> [What the task asks]
Copy out each line that includes the word "pero".

> [Data entries]
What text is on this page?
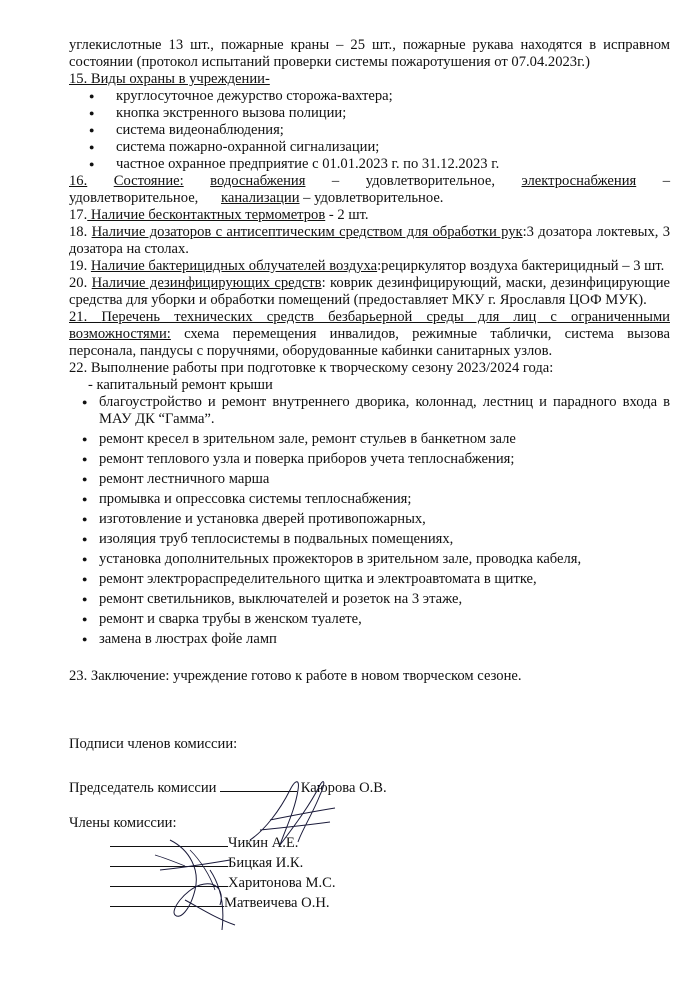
углекислотные 13 шт., пожарные краны – 25 шт., пожарные рукава находятся в исправном состоянии (протокол испытаний проверки системы пожаротушения от 07.04.2023г.)

15. Виды охраны в учреждении-

● круглосуточное дежурство сторожа-вахтера;
● кнопка экстренного вызова полиции;
● система видеонаблюдения;
● система пожарно-охранной сигнализации;
● частное охранное предприятие с 01.01.2023 г. по 31.12.2023 г.

16. Состояние: водоснабжения – удовлетворительное, электроснабжения – удовлетворительное,	канализации – удовлетворительное.

17. Наличие бесконтактных термометров - 2 шт.

18. Наличие дозаторов с антисептическим средством для обработки рук:3 дозатора локтевых, 3 дозатора на столах.

19. Наличие бактерицидных облучателей воздуха:рециркулятор воздуха бактерицидный – 3 шт.

20. Наличие дезинфицирующих средств: коврик дезинфицирующий, маски, дезинфицирующие средства для уборки и обработки помещений (предоставляет МКУ г. Ярославля ЦОФ МУК).

21. Перечень технических средств безбарьерной среды для лиц с ограниченными возможностями: схема перемещения инвалидов, режимные таблички, система вызова персонала, пандусы с поручнями, оборудованные кабинки санитарных узлов.

22. Выполнение работы при подготовке к творческому сезону 2023/2024 года:

- капитальный ремонт крыши

● благоустройство и ремонт внутреннего дворика, колоннад, лестниц и парадного входа в МАУ ДК “Гамма”.
● ремонт кресел в зрительном зале, ремонт стульев в банкетном зале
● ремонт теплового узла и поверка приборов учета теплоснабжения;
● ремонт лестничного марша
● промывка и опрессовка системы теплоснабжения;
● изготовление и установка дверей противопожарных,
● изоляция труб теплосистемы в подвальных помещениях,
● установка дополнительных прожекторов в зрительном зале, проводка кабеля,
● ремонт электрораспределительного щитка и электроавтомата в щитке,
● ремонт светильников, выключателей и розеток на 3 этаже,
● ремонт и сварка трубы в женском туалете,
● замена в люстрах фойе ламп

23. Заключение: учреждение готово к работе в новом творческом сезоне.

Подписи членов комиссии:

Председатель комиссии	Каюрова О.В.

Члены комиссии:

Чикин А.Е.

Бицкая И.К.

Харитонова М.С.

Матвеичева О.Н.
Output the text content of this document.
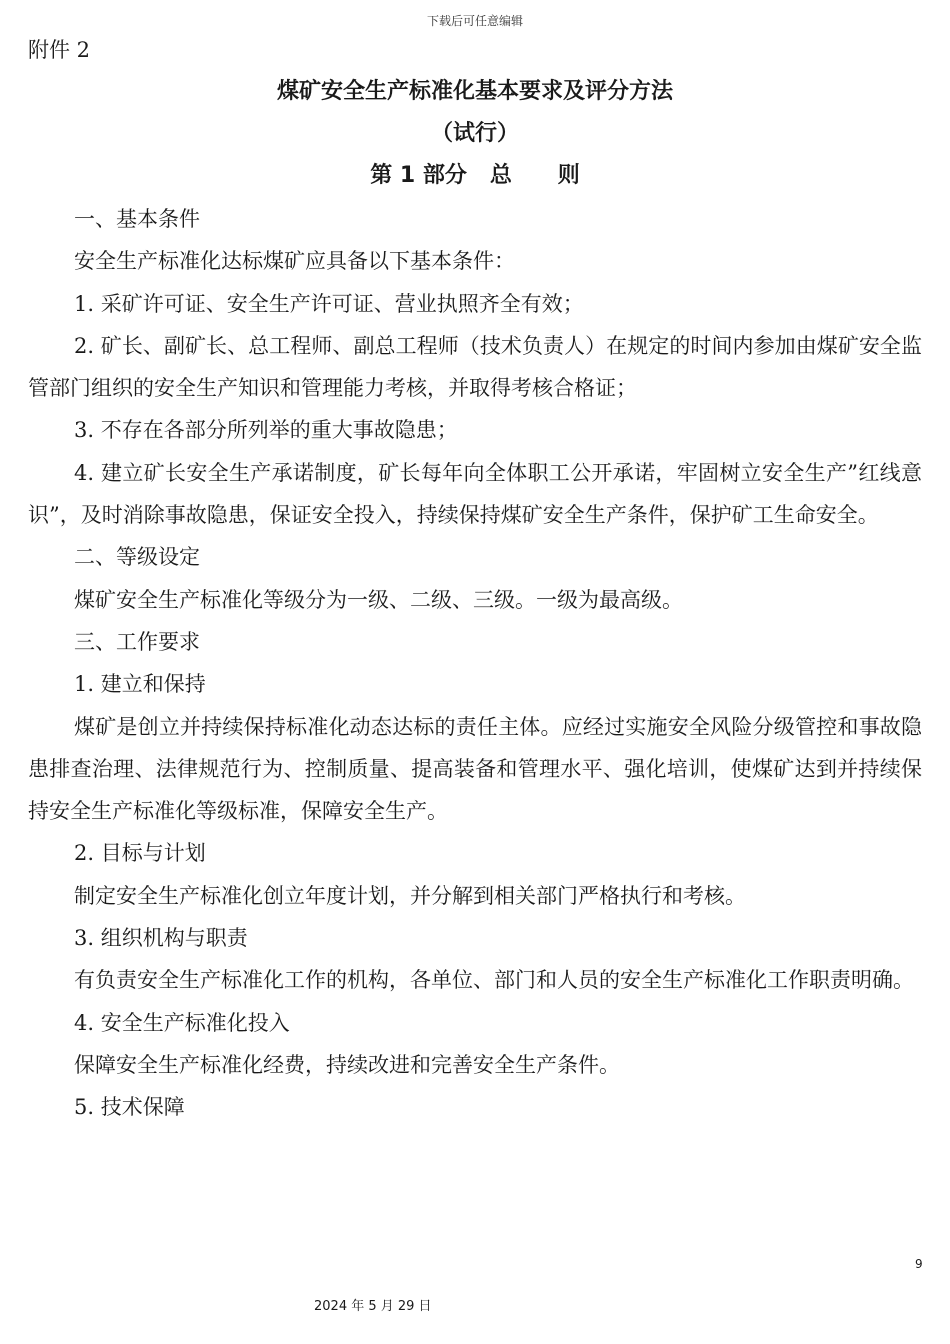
下载后可任意编辑
附件 2
煤矿安全生产标准化基本要求及评分方法
（试行）
第 1 部分   总      则

一、基本条件

安全生产标准化达标煤矿应具备以下基本条件：

1. 采矿许可证、安全生产许可证、营业执照齐全有效；

2. 矿长、副矿长、总工程师、副总工程师（技术负责人）在规定的时间内参加由煤矿安全监管部门组织的安全生产知识和管理能力考核，并取得考核合格证；

3. 不存在各部分所列举的重大事故隐患；

4. 建立矿长安全生产承诺制度，矿长每年向全体职工公开承诺，牢固树立安全生产”红线意识”，及时消除事故隐患，保证安全投入，持续保持煤矿安全生产条件，保护矿工生命安全。

二、等级设定

煤矿安全生产标准化等级分为一级、二级、三级。一级为最高级。

三、工作要求

1. 建立和保持

煤矿是创立并持续保持标准化动态达标的责任主体。应经过实施安全风险分级管控和事故隐患排查治理、法律规范行为、控制质量、提高装备和管理水平、强化培训，使煤矿达到并持续保持安全生产标准化等级标准，保障安全生产。

2. 目标与计划

制定安全生产标准化创立年度计划，并分解到相关部门严格执行和考核。

3. 组织机构与职责

有负责安全生产标准化工作的机构，各单位、部门和人员的安全生产标准化工作职责明确。

4. 安全生产标准化投入

保障安全生产标准化经费，持续改进和完善安全生产条件。

5. 技术保障

9
2024 年 5 月 29 日
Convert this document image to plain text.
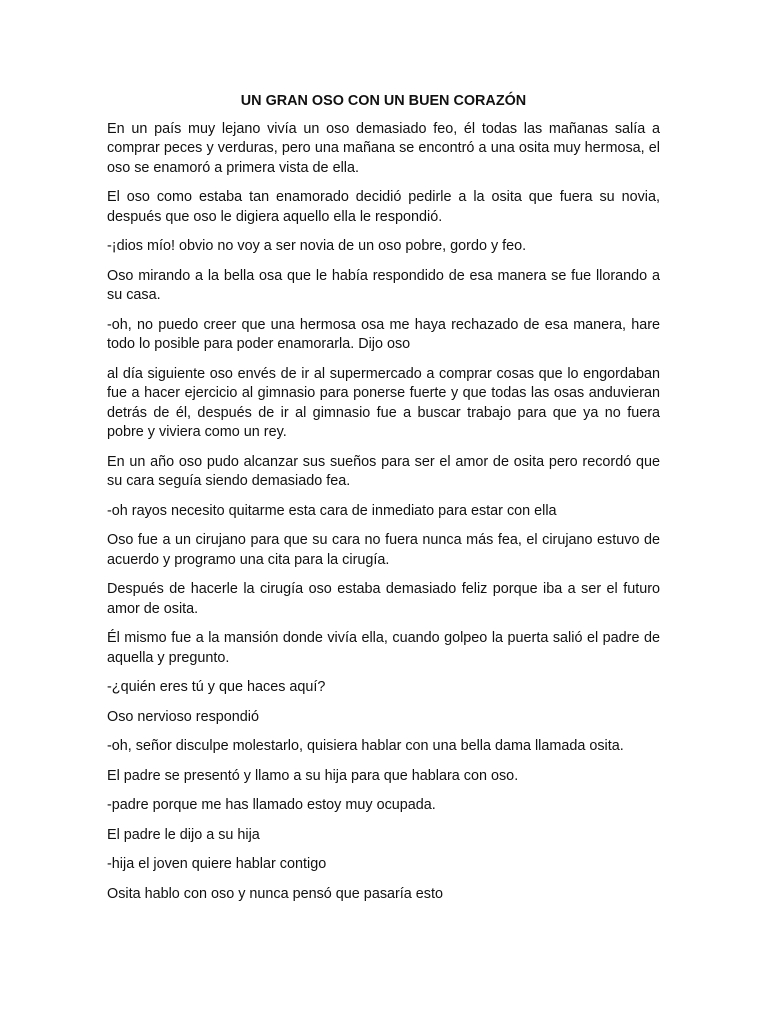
UN GRAN OSO CON UN BUEN CORAZÓN

En un país muy lejano vivía un oso demasiado feo, él todas las mañanas salía a comprar peces y verduras, pero una mañana se encontró a una osita muy hermosa, el oso se enamoró a primera vista de ella.

El oso como estaba tan enamorado decidió pedirle a la osita que fuera su novia, después que oso le digiera aquello ella le respondió.

-¡dios mío! obvio no voy a ser novia de un oso pobre, gordo y feo.

Oso mirando a la bella osa que le había respondido de esa manera se fue llorando a su casa.

-oh, no puedo creer que una hermosa osa me haya rechazado de esa manera, hare todo lo posible para poder enamorarla. Dijo oso

al día siguiente oso envés de ir al supermercado a comprar cosas que lo engordaban fue a hacer ejercicio al gimnasio para ponerse fuerte y que todas las osas anduvieran detrás de él, después de ir al gimnasio fue a buscar trabajo para que ya no fuera pobre y viviera como un rey.

En un año oso pudo alcanzar sus sueños para ser el amor de osita pero recordó que su cara seguía siendo demasiado fea.

-oh rayos necesito quitarme esta cara de inmediato para estar con ella

Oso fue a un cirujano para que su cara no fuera nunca más fea, el cirujano estuvo de acuerdo y programo una cita para la cirugía.

Después de hacerle la cirugía oso estaba demasiado feliz porque iba a ser el futuro amor de osita.

Él mismo fue a la mansión donde vivía ella, cuando golpeo la puerta salió el padre de aquella y pregunto.

-¿quién eres tú y que haces aquí?

Oso nervioso respondió

-oh, señor disculpe molestarlo, quisiera hablar con una bella dama llamada osita.

El padre se presentó y llamo a su hija para que hablara con oso.

-padre porque me has llamado estoy muy ocupada.

El padre le dijo a su hija

-hija el joven quiere hablar contigo

Osita hablo con oso y nunca pensó que pasaría esto
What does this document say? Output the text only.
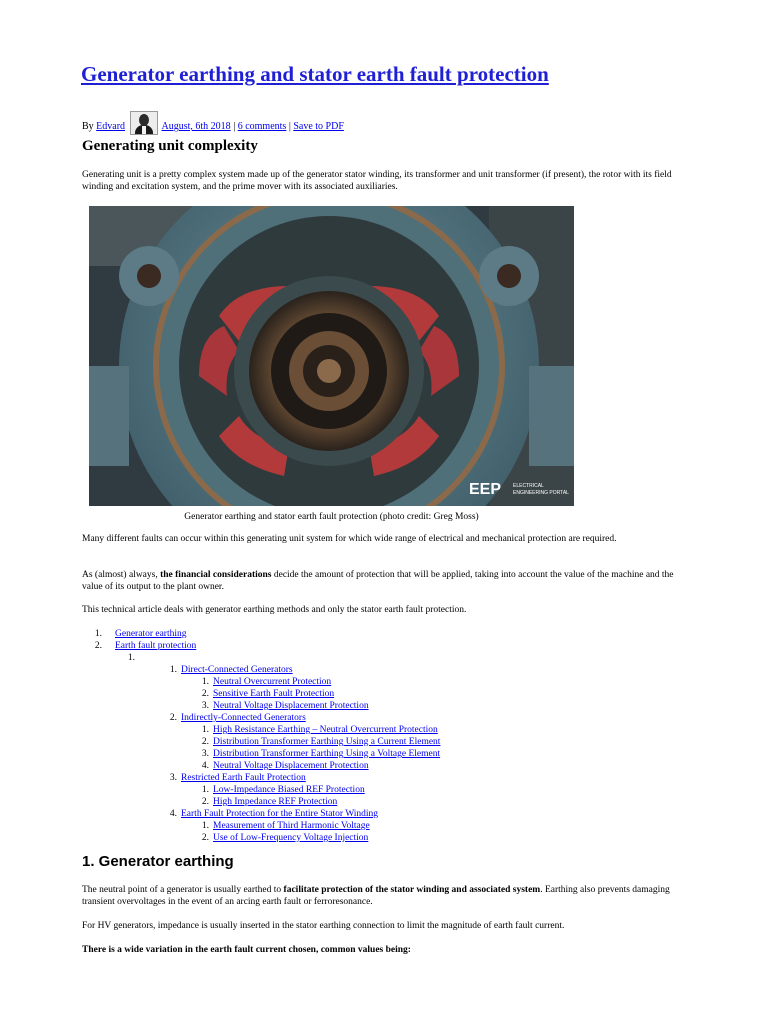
Generator earthing and stator earth fault protection
By Edvard	August, 6th 2018 | 6 comments | Save to PDF
Generating unit complexity

Generating unit is a pretty complex system made up of the generator stator winding, its transformer and unit transformer (if present), the rotor with its field winding and excitation system, and the prime mover with its associated auxiliaries.

EEP ELECTRICAL
ENGINEERING PORTAL
Generator earthing and stator earth fault protection (photo credit: Greg Moss)

Many different faults can occur within this generating unit system for which wide range of electrical and mechanical protection are required.

As (almost) always, the financial considerations decide the amount of protection that will be applied, taking into account the value of the machine and the value of its output to the plant owner.

This technical article deals with generator earthing methods and only the stator earth fault protection.

1. Generator earthing
2. Earth fault protection
1.
1. Direct-Connected Generators
1. Neutral Overcurrent Protection
2. Sensitive Earth Fault Protection
3. Neutral Voltage Displacement Protection
2. Indirectly-Connected Generators
1. High Resistance Earthing – Neutral Overcurrent Protection
2. Distribution Transformer Earthing Using a Current Element
3. Distribution Transformer Earthing Using a Voltage Element
4. Neutral Voltage Displacement Protection
3. Restricted Earth Fault Protection
1. Low-Impedance Biased REF Protection
2. High Impedance REF Protection
4. Earth Fault Protection for the Entire Stator Winding
1. Measurement of Third Harmonic Voltage
2. Use of Low-Frequency Voltage Injection
1. Generator earthing

The neutral point of a generator is usually earthed to facilitate protection of the stator winding and associated system. Earthing also prevents damaging transient overvoltages in the event of an arcing earth fault or ferroresonance.

For HV generators, impedance is usually inserted in the stator earthing connection to limit the magnitude of earth fault current.

There is a wide variation in the earth fault current chosen, common values being:
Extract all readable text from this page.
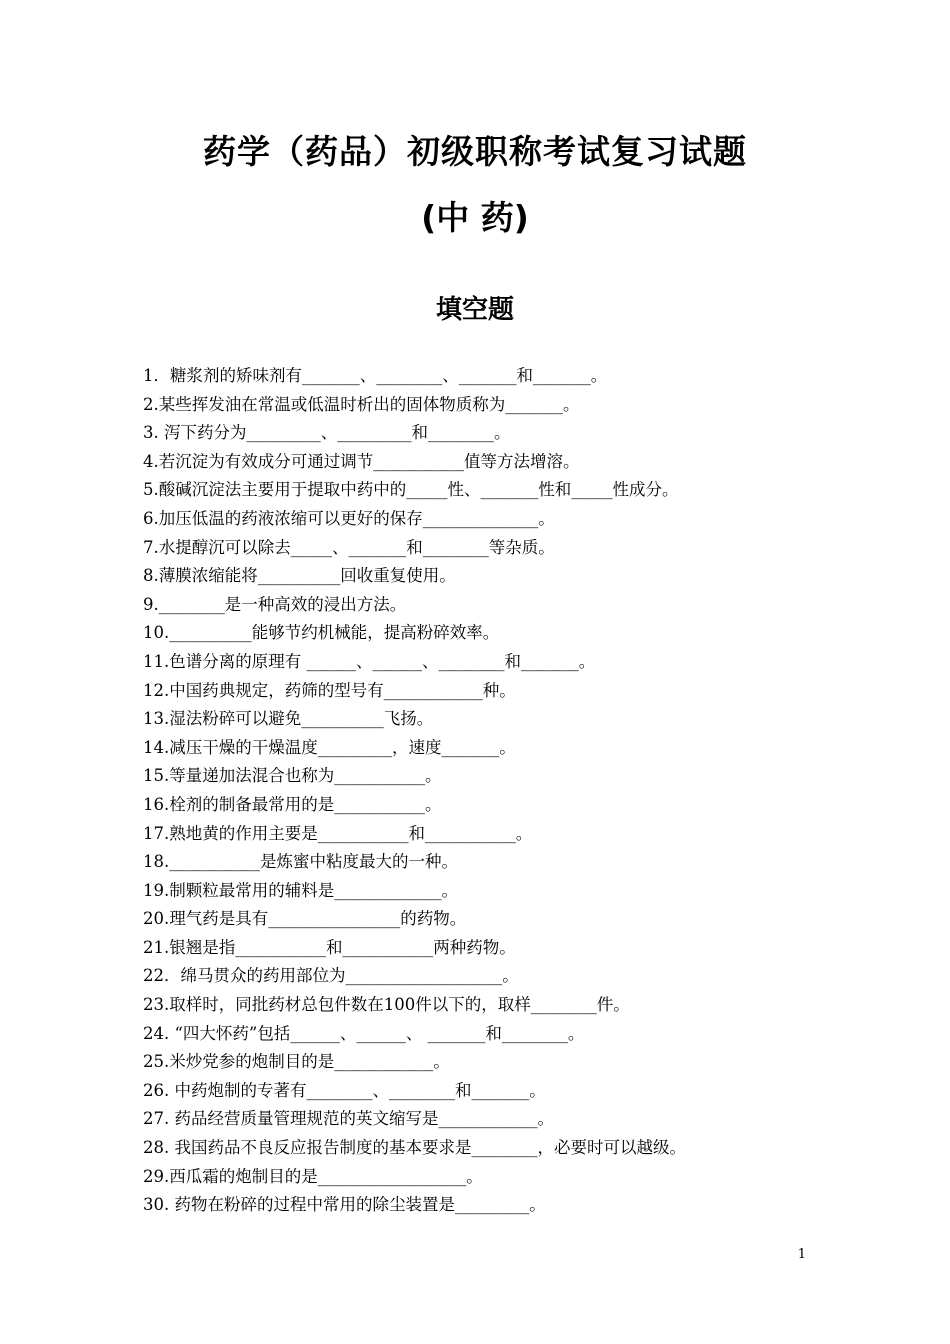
药学（药品）初级职称考试复习试题
(中 药)
填空题
1．糖浆剂的矫味剂有_______、________、_______和_______。
2.某些挥发油在常温或低温时析出的固体物质称为_______。
3. 泻下药分为_________、_________和________。
4.若沉淀为有效成分可通过调节___________值等方法增溶。
5.酸碱沉淀法主要用于提取中药中的_____性、_______性和_____性成分。
6.加压低温的药液浓缩可以更好的保存______________。
7.水提醇沉可以除去_____、_______和________等杂质。
8.薄膜浓缩能将__________回收重复使用。
9.________是一种高效的浸出方法。
10.__________能够节约机械能，提高粉碎效率。
11.色谱分离的原理有 ______、______、________和_______。
12.中国药典规定，药筛的型号有____________种。
13.湿法粉碎可以避免__________飞扬。
14.减压干燥的干燥温度_________，速度_______。
15.等量递加法混合也称为___________。
16.栓剂的制备最常用的是___________。
17.熟地黄的作用主要是___________和___________。
18.___________是炼蜜中粘度最大的一种。
19.制颗粒最常用的辅料是_____________。
20.理气药是具有________________的药物。
21.银翘是指___________和___________两种药物。
22．绵马贯众的药用部位为___________________。
23.取样时，同批药材总包件数在100件以下的，取样________件。
24. “四大怀药”包括______、______、 _______和________。
25.米炒党参的炮制目的是____________。
26. 中药炮制的专著有________、________和_______。
27. 药品经营质量管理规范的英文缩写是____________。
28. 我国药品不良反应报告制度的基本要求是________，必要时可以越级。
29.西瓜霜的炮制目的是__________________。
30. 药物在粉碎的过程中常用的除尘装置是_________。
1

> [Response]
En un país muy lejano vivía un oso demasiado feo, él todas las mañanas salía a comprar peces y verduras, pero una mañana se encontró a una osita muy hermosa, el oso se enamoró a primera vista de ella.
En un año oso pudo alcanzar sus sueños para ser el amor de osita pero recordó que su cara seguía siendo demasiado fea.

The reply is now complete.